[Directions for this task] Repeat the data below word for word.

=== Recorded data ===

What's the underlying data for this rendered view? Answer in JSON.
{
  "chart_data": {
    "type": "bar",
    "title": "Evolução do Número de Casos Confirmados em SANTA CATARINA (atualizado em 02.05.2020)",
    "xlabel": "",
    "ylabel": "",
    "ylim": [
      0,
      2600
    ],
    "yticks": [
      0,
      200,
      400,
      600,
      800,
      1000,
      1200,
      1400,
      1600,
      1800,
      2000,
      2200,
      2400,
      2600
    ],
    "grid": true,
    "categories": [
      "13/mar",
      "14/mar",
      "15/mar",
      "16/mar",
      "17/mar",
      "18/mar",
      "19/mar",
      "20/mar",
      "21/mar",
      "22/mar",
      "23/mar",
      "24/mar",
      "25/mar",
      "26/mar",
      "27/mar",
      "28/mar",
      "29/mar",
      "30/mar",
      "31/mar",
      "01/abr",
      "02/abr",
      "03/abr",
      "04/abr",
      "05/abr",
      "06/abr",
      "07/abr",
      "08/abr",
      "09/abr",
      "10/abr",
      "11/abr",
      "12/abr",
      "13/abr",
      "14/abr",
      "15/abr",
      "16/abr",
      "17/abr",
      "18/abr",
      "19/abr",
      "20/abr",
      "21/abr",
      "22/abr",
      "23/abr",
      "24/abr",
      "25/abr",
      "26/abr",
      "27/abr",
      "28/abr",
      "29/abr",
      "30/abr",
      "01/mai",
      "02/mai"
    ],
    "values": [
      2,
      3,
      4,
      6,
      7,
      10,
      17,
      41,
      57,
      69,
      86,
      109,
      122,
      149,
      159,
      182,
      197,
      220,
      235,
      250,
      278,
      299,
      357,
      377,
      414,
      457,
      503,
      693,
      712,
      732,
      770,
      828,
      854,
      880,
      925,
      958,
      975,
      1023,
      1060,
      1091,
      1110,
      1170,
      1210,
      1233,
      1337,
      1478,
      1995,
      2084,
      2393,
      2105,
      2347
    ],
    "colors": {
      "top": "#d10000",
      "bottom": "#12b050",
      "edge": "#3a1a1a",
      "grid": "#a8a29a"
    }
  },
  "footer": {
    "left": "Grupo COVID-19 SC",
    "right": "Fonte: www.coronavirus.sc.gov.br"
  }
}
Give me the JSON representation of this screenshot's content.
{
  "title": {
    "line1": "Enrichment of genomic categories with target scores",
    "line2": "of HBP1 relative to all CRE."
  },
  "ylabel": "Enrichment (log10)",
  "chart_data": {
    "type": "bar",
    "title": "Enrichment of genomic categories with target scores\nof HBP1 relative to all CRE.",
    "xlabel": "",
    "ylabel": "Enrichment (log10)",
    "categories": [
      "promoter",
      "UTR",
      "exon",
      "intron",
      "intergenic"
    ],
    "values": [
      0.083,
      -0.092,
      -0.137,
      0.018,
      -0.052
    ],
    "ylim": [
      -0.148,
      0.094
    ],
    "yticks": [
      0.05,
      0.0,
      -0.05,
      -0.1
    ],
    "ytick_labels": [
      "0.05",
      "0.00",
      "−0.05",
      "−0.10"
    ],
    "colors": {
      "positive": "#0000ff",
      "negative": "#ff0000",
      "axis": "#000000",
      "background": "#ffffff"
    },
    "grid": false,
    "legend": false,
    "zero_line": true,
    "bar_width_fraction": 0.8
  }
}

===

[Exercise answer]
What's the underlying data for this rendered view? Answer in JSON.
{
  "chart_data": {
    "type": "bar",
    "title": "Evolução do Número de Casos Confirmados em SANTA CATARINA (atualizado em 02.05.2020)",
    "xlabel": "",
    "ylabel": "",
    "ylim": [
      0,
      2600
    ],
    "yticks": [
      0,
      200,
      400,
      600,
      800,
      1000,
      1200,
      1400,
      1600,
      1800,
      2000,
      2200,
      2400,
      2600
    ],
    "grid": true,
    "categories": [
      "13/mar",
      "14/mar",
      "15/mar",
      "16/mar",
      "17/mar",
      "18/mar",
      "19/mar",
      "20/mar",
      "21/mar",
      "22/mar",
      "23/mar",
      "24/mar",
      "25/mar",
      "26/mar",
      "27/mar",
      "28/mar",
      "29/mar",
      "30/mar",
      "31/mar",
      "01/abr",
      "02/abr",
      "03/abr",
      "04/abr",
      "05/abr",
      "06/abr",
      "07/abr",
      "08/abr",
      "09/abr",
      "10/abr",
      "11/abr",
      "12/abr",
      "13/abr",
      "14/abr",
      "15/abr",
      "16/abr",
      "17/abr",
      "18/abr",
      "19/abr",
      "20/abr",
      "21/abr",
      "22/abr",
      "23/abr",
      "24/abr",
      "25/abr",
      "26/abr",
      "27/abr",
      "28/abr",
      "29/abr",
      "30/abr",
      "01/mai",
      "02/mai"
    ],
    "values": [
      2,
      3,
      4,
      6,
      7,
      10,
      17,
      41,
      57,
      69,
      86,
      109,
      122,
      149,
      159,
      182,
      197,
      220,
      235,
      250,
      278,
      299,
      357,
      377,
      414,
      457,
      503,
      693,
      712,
      732,
      770,
      828,
      854,
      880,
      925,
      958,
      975,
      1023,
      1060,
      1091,
      1110,
      1170,
      1210,
      1233,
      1337,
      1478,
      1995,
      2084,
      2393,
      2105,
      2347
    ],
    "colors": {
      "top": "#d10000",
      "bottom": "#12b050",
      "edge": "#3a1a1a",
      "grid": "#a8a29a"
    }
  },
  "footer": {
    "left": "Grupo COVID-19 SC",
    "right": "Fonte: www.coronavirus.sc.gov.br"
  }
}
Give me the JSON representation of this screenshot's content.
{
  "title": {
    "line1": "Enrichment of genomic categories with target scores",
    "line2": "of HBP1 relative to all CRE."
  },
  "ylabel": "Enrichment (log10)",
  "chart_data": {
    "type": "bar",
    "title": "Enrichment of genomic categories with target scores\nof HBP1 relative to all CRE.",
    "xlabel": "",
    "ylabel": "Enrichment (log10)",
    "categories": [
      "promoter",
      "UTR",
      "exon",
      "intron",
      "intergenic"
    ],
    "values": [
      0.083,
      -0.092,
      -0.137,
      0.018,
      -0.052
    ],
    "ylim": [
      -0.148,
      0.094
    ],
    "yticks": [
      0.05,
      0.0,
      -0.05,
      -0.1
    ],
    "ytick_labels": [
      "0.05",
      "0.00",
      "−0.05",
      "−0.10"
    ],
    "colors": {
      "positive": "#0000ff",
      "negative": "#ff0000",
      "axis": "#000000",
      "background": "#ffffff"
    },
    "grid": false,
    "legend": false,
    "zero_line": true,
    "bar_width_fraction": 0.8
  }
}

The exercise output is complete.